--- Begin Provided records ---

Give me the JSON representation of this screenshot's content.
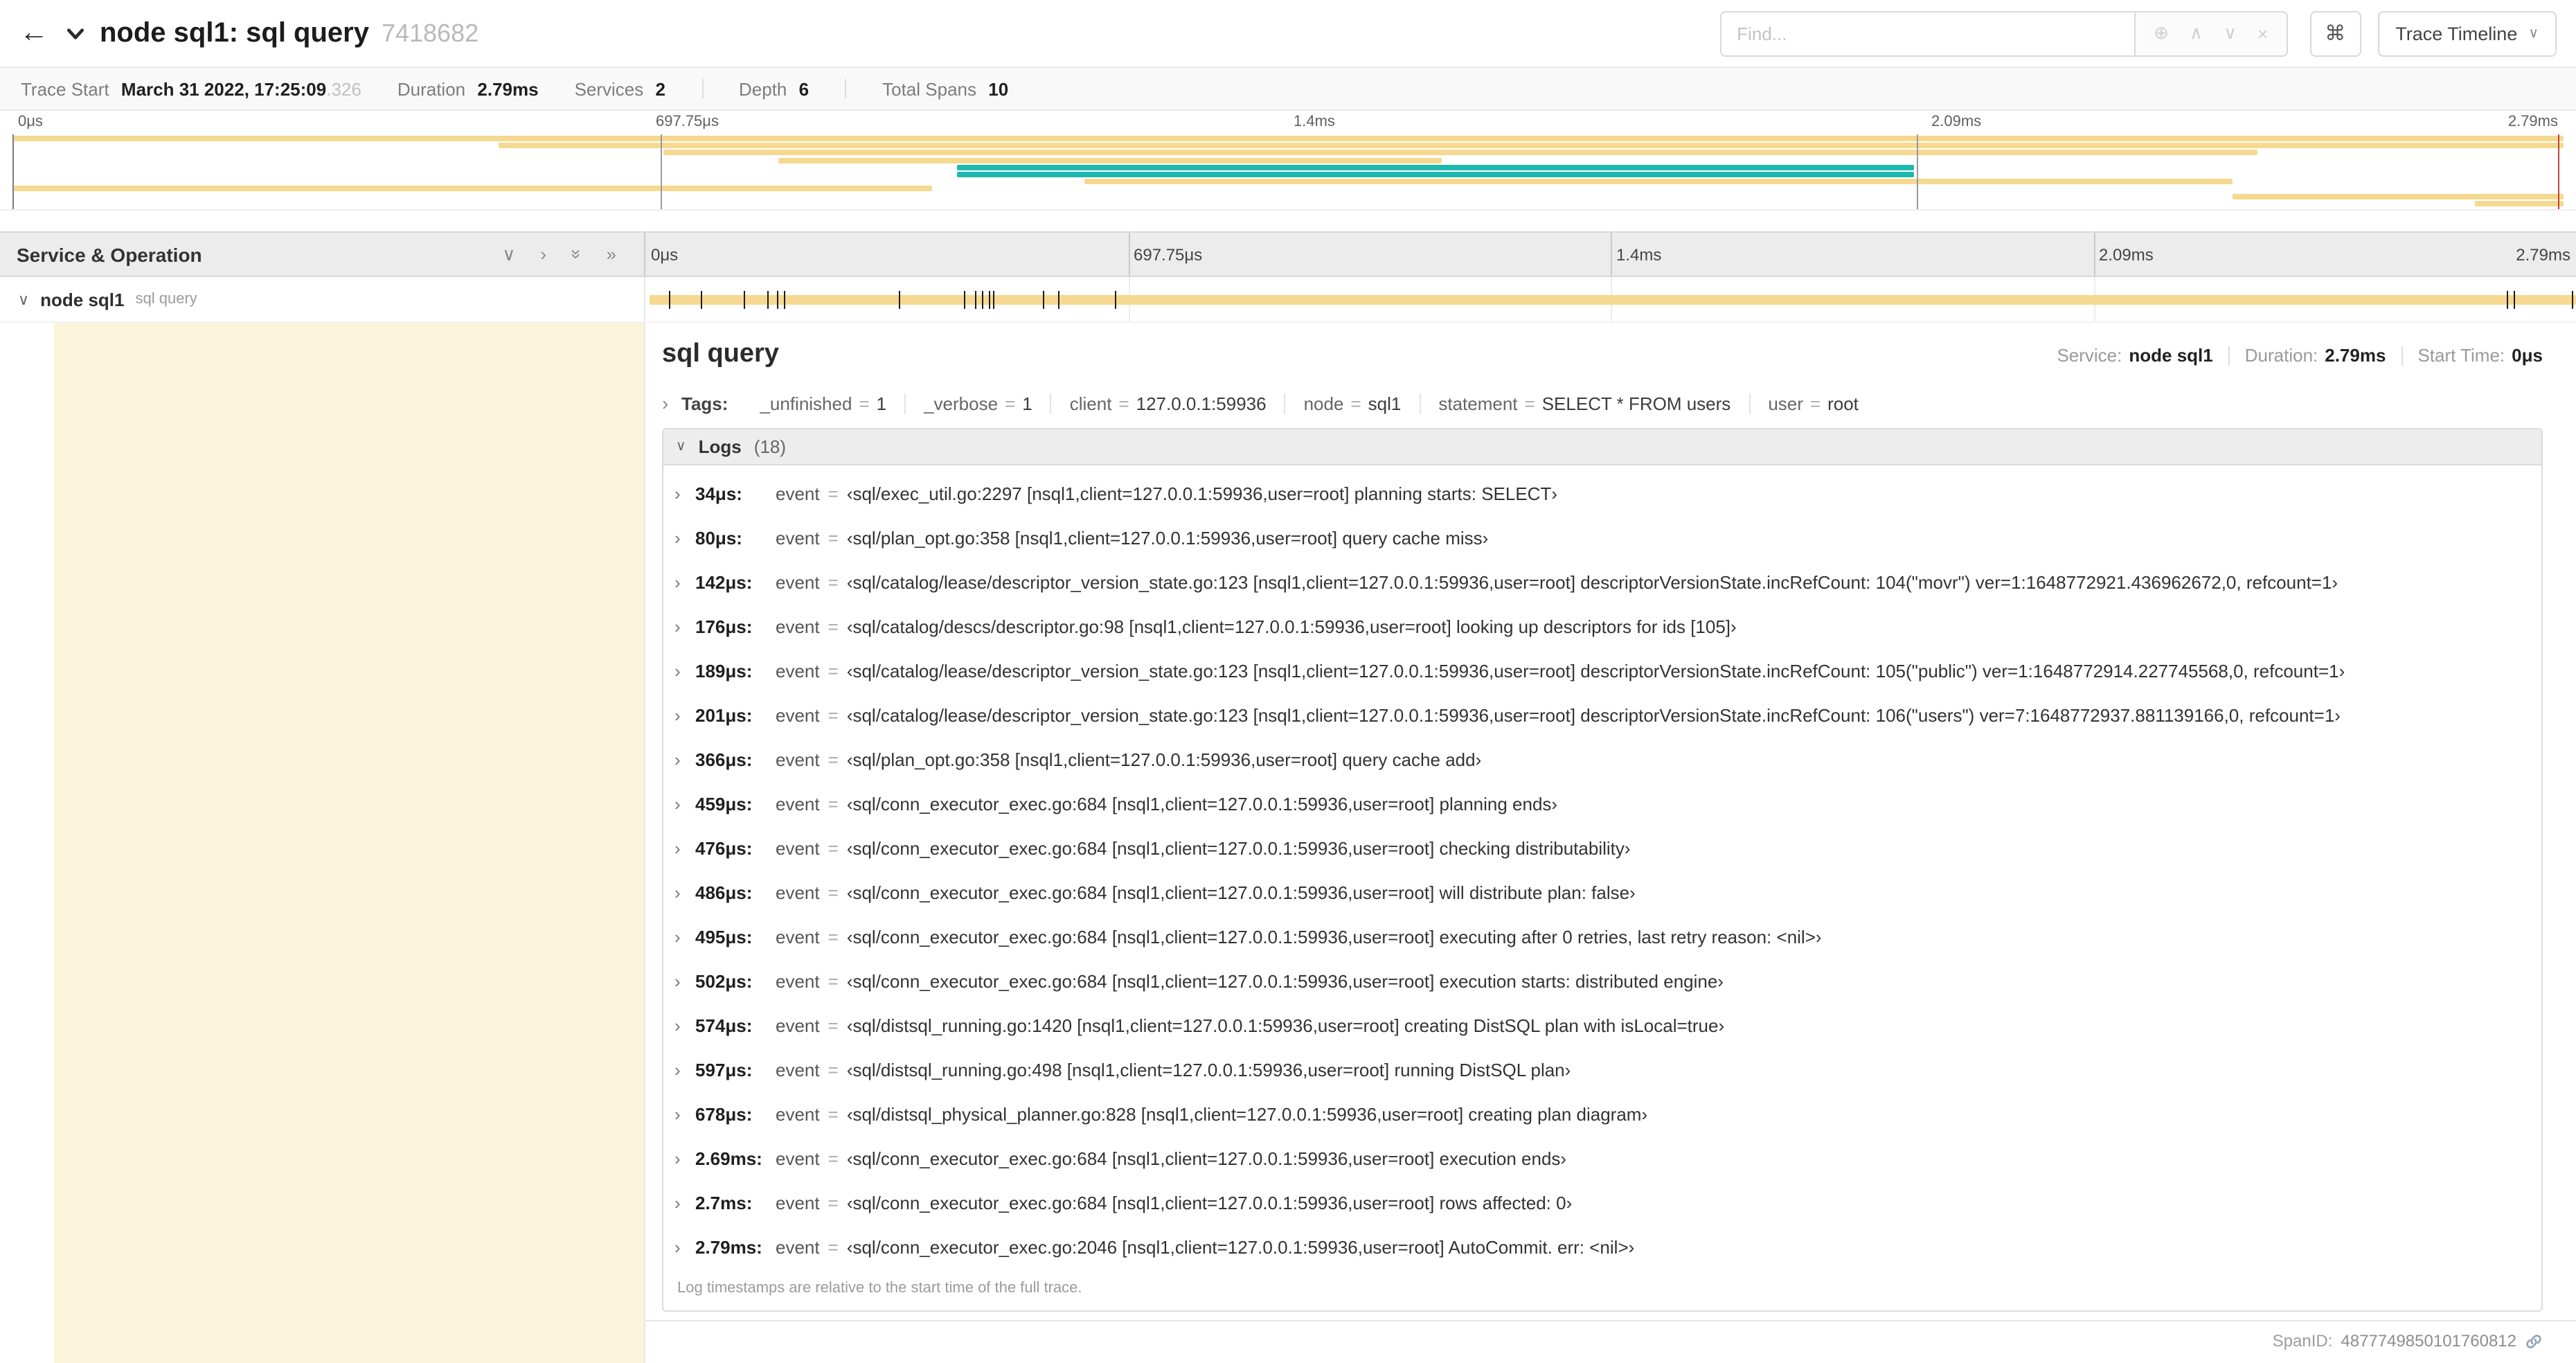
{
  "colors": {
    "span_tan": "#f5d990",
    "span_teal": "#1fb8b0",
    "selected_row_tint": "rgba(245,217,144,0.32)",
    "cursor_red": "#c0453e"
  },
  "icons": {
    "back": "←",
    "chevron_down": "∨",
    "chevron_right": "›",
    "double_chevron": "»",
    "focus": "⊕",
    "prev": "∧",
    "next": "∨",
    "clear": "×",
    "command": "⌘"
  },
  "header": {
    "title": "node sql1: sql query",
    "trace_id": "7418682",
    "find_placeholder": "Find...",
    "view_selector": "Trace Timeline"
  },
  "summary": {
    "trace_start_label": "Trace Start",
    "trace_start_value": "March 31 2022, 17:25:09",
    "trace_start_frac": ".326",
    "duration_label": "Duration",
    "duration_value": "2.79ms",
    "services_label": "Services",
    "services_value": "2",
    "depth_label": "Depth",
    "depth_value": "6",
    "total_spans_label": "Total Spans",
    "total_spans_value": "10"
  },
  "timeline": {
    "ticks": [
      "0μs",
      "697.75μs",
      "1.4ms",
      "2.09ms",
      "2.79ms"
    ],
    "header_left": "Service & Operation",
    "minimap": {
      "spans": [
        {
          "start": 0,
          "end": 100,
          "color": "span_tan"
        },
        {
          "start": 19,
          "end": 100,
          "color": "span_tan"
        },
        {
          "start": 25.5,
          "end": 88,
          "color": "span_tan"
        },
        {
          "start": 30,
          "end": 56,
          "color": "span_tan"
        },
        {
          "start": 37,
          "end": 74.5,
          "color": "span_teal"
        },
        {
          "start": 37,
          "end": 74.5,
          "color": "span_teal"
        },
        {
          "start": 42,
          "end": 87,
          "color": "span_tan"
        },
        {
          "start": 0,
          "end": 36,
          "color": "span_tan"
        },
        {
          "start": 87,
          "end": 100,
          "color": "span_tan"
        },
        {
          "start": 96.5,
          "end": 100,
          "color": "span_tan"
        }
      ],
      "scrubbers": [
        25.35,
        74.65
      ],
      "cursor": 99.8
    },
    "row": {
      "service": "node sql1",
      "operation": "sql query",
      "log_ticks_pct": [
        1.2,
        2.9,
        5.1,
        6.3,
        6.8,
        7.2,
        13.1,
        16.5,
        17.1,
        17.4,
        17.8,
        18.0,
        20.6,
        21.4,
        24.3,
        96.4,
        96.8,
        99.8
      ]
    }
  },
  "detail": {
    "title": "sql query",
    "service_label": "Service:",
    "service_value": "node sql1",
    "duration_label": "Duration:",
    "duration_value": "2.79ms",
    "start_label": "Start Time:",
    "start_value": "0μs",
    "tags_label": "Tags:",
    "eq": "=",
    "tags": [
      {
        "key": "_unfinished",
        "value": "1"
      },
      {
        "key": "_verbose",
        "value": "1"
      },
      {
        "key": "client",
        "value": "127.0.0.1:59936"
      },
      {
        "key": "node",
        "value": "sql1"
      },
      {
        "key": "statement",
        "value": "SELECT * FROM users"
      },
      {
        "key": "user",
        "value": "root"
      }
    ],
    "logs_label": "Logs",
    "logs_count": "(18)",
    "logs": [
      {
        "time": "34μs:",
        "field": "event",
        "value": "‹sql/exec_util.go:2297 [nsql1,client=127.0.0.1:59936,user=root] planning starts: SELECT›"
      },
      {
        "time": "80μs:",
        "field": "event",
        "value": "‹sql/plan_opt.go:358 [nsql1,client=127.0.0.1:59936,user=root] query cache miss›"
      },
      {
        "time": "142μs:",
        "field": "event",
        "value": "‹sql/catalog/lease/descriptor_version_state.go:123 [nsql1,client=127.0.0.1:59936,user=root] descriptorVersionState.incRefCount: 104(\"movr\") ver=1:1648772921.436962672,0, refcount=1›"
      },
      {
        "time": "176μs:",
        "field": "event",
        "value": "‹sql/catalog/descs/descriptor.go:98 [nsql1,client=127.0.0.1:59936,user=root] looking up descriptors for ids [105]›"
      },
      {
        "time": "189μs:",
        "field": "event",
        "value": "‹sql/catalog/lease/descriptor_version_state.go:123 [nsql1,client=127.0.0.1:59936,user=root] descriptorVersionState.incRefCount: 105(\"public\") ver=1:1648772914.227745568,0, refcount=1›"
      },
      {
        "time": "201μs:",
        "field": "event",
        "value": "‹sql/catalog/lease/descriptor_version_state.go:123 [nsql1,client=127.0.0.1:59936,user=root] descriptorVersionState.incRefCount: 106(\"users\") ver=7:1648772937.881139166,0, refcount=1›"
      },
      {
        "time": "366μs:",
        "field": "event",
        "value": "‹sql/plan_opt.go:358 [nsql1,client=127.0.0.1:59936,user=root] query cache add›"
      },
      {
        "time": "459μs:",
        "field": "event",
        "value": "‹sql/conn_executor_exec.go:684 [nsql1,client=127.0.0.1:59936,user=root] planning ends›"
      },
      {
        "time": "476μs:",
        "field": "event",
        "value": "‹sql/conn_executor_exec.go:684 [nsql1,client=127.0.0.1:59936,user=root] checking distributability›"
      },
      {
        "time": "486μs:",
        "field": "event",
        "value": "‹sql/conn_executor_exec.go:684 [nsql1,client=127.0.0.1:59936,user=root] will distribute plan: false›"
      },
      {
        "time": "495μs:",
        "field": "event",
        "value": "‹sql/conn_executor_exec.go:684 [nsql1,client=127.0.0.1:59936,user=root] executing after 0 retries, last retry reason: <nil>›"
      },
      {
        "time": "502μs:",
        "field": "event",
        "value": "‹sql/conn_executor_exec.go:684 [nsql1,client=127.0.0.1:59936,user=root] execution starts: distributed engine›"
      },
      {
        "time": "574μs:",
        "field": "event",
        "value": "‹sql/distsql_running.go:1420 [nsql1,client=127.0.0.1:59936,user=root] creating DistSQL plan with isLocal=true›"
      },
      {
        "time": "597μs:",
        "field": "event",
        "value": "‹sql/distsql_running.go:498 [nsql1,client=127.0.0.1:59936,user=root] running DistSQL plan›"
      },
      {
        "time": "678μs:",
        "field": "event",
        "value": "‹sql/distsql_physical_planner.go:828 [nsql1,client=127.0.0.1:59936,user=root] creating plan diagram›"
      },
      {
        "time": "2.69ms:",
        "field": "event",
        "value": "‹sql/conn_executor_exec.go:684 [nsql1,client=127.0.0.1:59936,user=root] execution ends›"
      },
      {
        "time": "2.7ms:",
        "field": "event",
        "value": "‹sql/conn_executor_exec.go:684 [nsql1,client=127.0.0.1:59936,user=root] rows affected: 0›"
      },
      {
        "time": "2.79ms:",
        "field": "event",
        "value": "‹sql/conn_executor_exec.go:2046 [nsql1,client=127.0.0.1:59936,user=root] AutoCommit. err: <nil>›"
      }
    ],
    "note": "Log timestamps are relative to the start time of the full trace.",
    "spanid_label": "SpanID:",
    "spanid_value": "4877749850101760812"
  }
}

--- End Provided records ---

### Prompt
Send back the data above word for word, with the pictures left out.

### Finished answer
Give me the JSON representation of this screenshot's content.
{
  "colors": {
    "span_tan": "#f5d990",
    "span_teal": "#1fb8b0",
    "selected_row_tint": "rgba(245,217,144,0.32)",
    "cursor_red": "#c0453e"
  },
  "icons": {
    "back": "←",
    "chevron_down": "∨",
    "chevron_right": "›",
    "double_chevron": "»",
    "focus": "⊕",
    "prev": "∧",
    "next": "∨",
    "clear": "×",
    "command": "⌘"
  },
  "header": {
    "title": "node sql1: sql query",
    "trace_id": "7418682",
    "find_placeholder": "Find...",
    "view_selector": "Trace Timeline"
  },
  "summary": {
    "trace_start_label": "Trace Start",
    "trace_start_value": "March 31 2022, 17:25:09",
    "trace_start_frac": ".326",
    "duration_label": "Duration",
    "duration_value": "2.79ms",
    "services_label": "Services",
    "services_value": "2",
    "depth_label": "Depth",
    "depth_value": "6",
    "total_spans_label": "Total Spans",
    "total_spans_value": "10"
  },
  "timeline": {
    "ticks": [
      "0μs",
      "697.75μs",
      "1.4ms",
      "2.09ms",
      "2.79ms"
    ],
    "header_left": "Service & Operation",
    "minimap": {
      "spans": [
        {
          "start": 0,
          "end": 100,
          "color": "span_tan"
        },
        {
          "start": 19,
          "end": 100,
          "color": "span_tan"
        },
        {
          "start": 25.5,
          "end": 88,
          "color": "span_tan"
        },
        {
          "start": 30,
          "end": 56,
          "color": "span_tan"
        },
        {
          "start": 37,
          "end": 74.5,
          "color": "span_teal"
        },
        {
          "start": 37,
          "end": 74.5,
          "color": "span_teal"
        },
        {
          "start": 42,
          "end": 87,
          "color": "span_tan"
        },
        {
          "start": 0,
          "end": 36,
          "color": "span_tan"
        },
        {
          "start": 87,
          "end": 100,
          "color": "span_tan"
        },
        {
          "start": 96.5,
          "end": 100,
          "color": "span_tan"
        }
      ],
      "scrubbers": [
        25.35,
        74.65
      ],
      "cursor": 99.8
    },
    "row": {
      "service": "node sql1",
      "operation": "sql query",
      "log_ticks_pct": [
        1.2,
        2.9,
        5.1,
        6.3,
        6.8,
        7.2,
        13.1,
        16.5,
        17.1,
        17.4,
        17.8,
        18.0,
        20.6,
        21.4,
        24.3,
        96.4,
        96.8,
        99.8
      ]
    }
  },
  "detail": {
    "title": "sql query",
    "service_label": "Service:",
    "service_value": "node sql1",
    "duration_label": "Duration:",
    "duration_value": "2.79ms",
    "start_label": "Start Time:",
    "start_value": "0μs",
    "tags_label": "Tags:",
    "eq": "=",
    "tags": [
      {
        "key": "_unfinished",
        "value": "1"
      },
      {
        "key": "_verbose",
        "value": "1"
      },
      {
        "key": "client",
        "value": "127.0.0.1:59936"
      },
      {
        "key": "node",
        "value": "sql1"
      },
      {
        "key": "statement",
        "value": "SELECT * FROM users"
      },
      {
        "key": "user",
        "value": "root"
      }
    ],
    "logs_label": "Logs",
    "logs_count": "(18)",
    "logs": [
      {
        "time": "34μs:",
        "field": "event",
        "value": "‹sql/exec_util.go:2297 [nsql1,client=127.0.0.1:59936,user=root] planning starts: SELECT›"
      },
      {
        "time": "80μs:",
        "field": "event",
        "value": "‹sql/plan_opt.go:358 [nsql1,client=127.0.0.1:59936,user=root] query cache miss›"
      },
      {
        "time": "142μs:",
        "field": "event",
        "value": "‹sql/catalog/lease/descriptor_version_state.go:123 [nsql1,client=127.0.0.1:59936,user=root] descriptorVersionState.incRefCount: 104(\"movr\") ver=1:1648772921.436962672,0, refcount=1›"
      },
      {
        "time": "176μs:",
        "field": "event",
        "value": "‹sql/catalog/descs/descriptor.go:98 [nsql1,client=127.0.0.1:59936,user=root] looking up descriptors for ids [105]›"
      },
      {
        "time": "189μs:",
        "field": "event",
        "value": "‹sql/catalog/lease/descriptor_version_state.go:123 [nsql1,client=127.0.0.1:59936,user=root] descriptorVersionState.incRefCount: 105(\"public\") ver=1:1648772914.227745568,0, refcount=1›"
      },
      {
        "time": "201μs:",
        "field": "event",
        "value": "‹sql/catalog/lease/descriptor_version_state.go:123 [nsql1,client=127.0.0.1:59936,user=root] descriptorVersionState.incRefCount: 106(\"users\") ver=7:1648772937.881139166,0, refcount=1›"
      },
      {
        "time": "366μs:",
        "field": "event",
        "value": "‹sql/plan_opt.go:358 [nsql1,client=127.0.0.1:59936,user=root] query cache add›"
      },
      {
        "time": "459μs:",
        "field": "event",
        "value": "‹sql/conn_executor_exec.go:684 [nsql1,client=127.0.0.1:59936,user=root] planning ends›"
      },
      {
        "time": "476μs:",
        "field": "event",
        "value": "‹sql/conn_executor_exec.go:684 [nsql1,client=127.0.0.1:59936,user=root] checking distributability›"
      },
      {
        "time": "486μs:",
        "field": "event",
        "value": "‹sql/conn_executor_exec.go:684 [nsql1,client=127.0.0.1:59936,user=root] will distribute plan: false›"
      },
      {
        "time": "495μs:",
        "field": "event",
        "value": "‹sql/conn_executor_exec.go:684 [nsql1,client=127.0.0.1:59936,user=root] executing after 0 retries, last retry reason: <nil>›"
      },
      {
        "time": "502μs:",
        "field": "event",
        "value": "‹sql/conn_executor_exec.go:684 [nsql1,client=127.0.0.1:59936,user=root] execution starts: distributed engine›"
      },
      {
        "time": "574μs:",
        "field": "event",
        "value": "‹sql/distsql_running.go:1420 [nsql1,client=127.0.0.1:59936,user=root] creating DistSQL plan with isLocal=true›"
      },
      {
        "time": "597μs:",
        "field": "event",
        "value": "‹sql/distsql_running.go:498 [nsql1,client=127.0.0.1:59936,user=root] running DistSQL plan›"
      },
      {
        "time": "678μs:",
        "field": "event",
        "value": "‹sql/distsql_physical_planner.go:828 [nsql1,client=127.0.0.1:59936,user=root] creating plan diagram›"
      },
      {
        "time": "2.69ms:",
        "field": "event",
        "value": "‹sql/conn_executor_exec.go:684 [nsql1,client=127.0.0.1:59936,user=root] execution ends›"
      },
      {
        "time": "2.7ms:",
        "field": "event",
        "value": "‹sql/conn_executor_exec.go:684 [nsql1,client=127.0.0.1:59936,user=root] rows affected: 0›"
      },
      {
        "time": "2.79ms:",
        "field": "event",
        "value": "‹sql/conn_executor_exec.go:2046 [nsql1,client=127.0.0.1:59936,user=root] AutoCommit. err: <nil>›"
      }
    ],
    "note": "Log timestamps are relative to the start time of the full trace.",
    "spanid_label": "SpanID:",
    "spanid_value": "4877749850101760812"
  }
}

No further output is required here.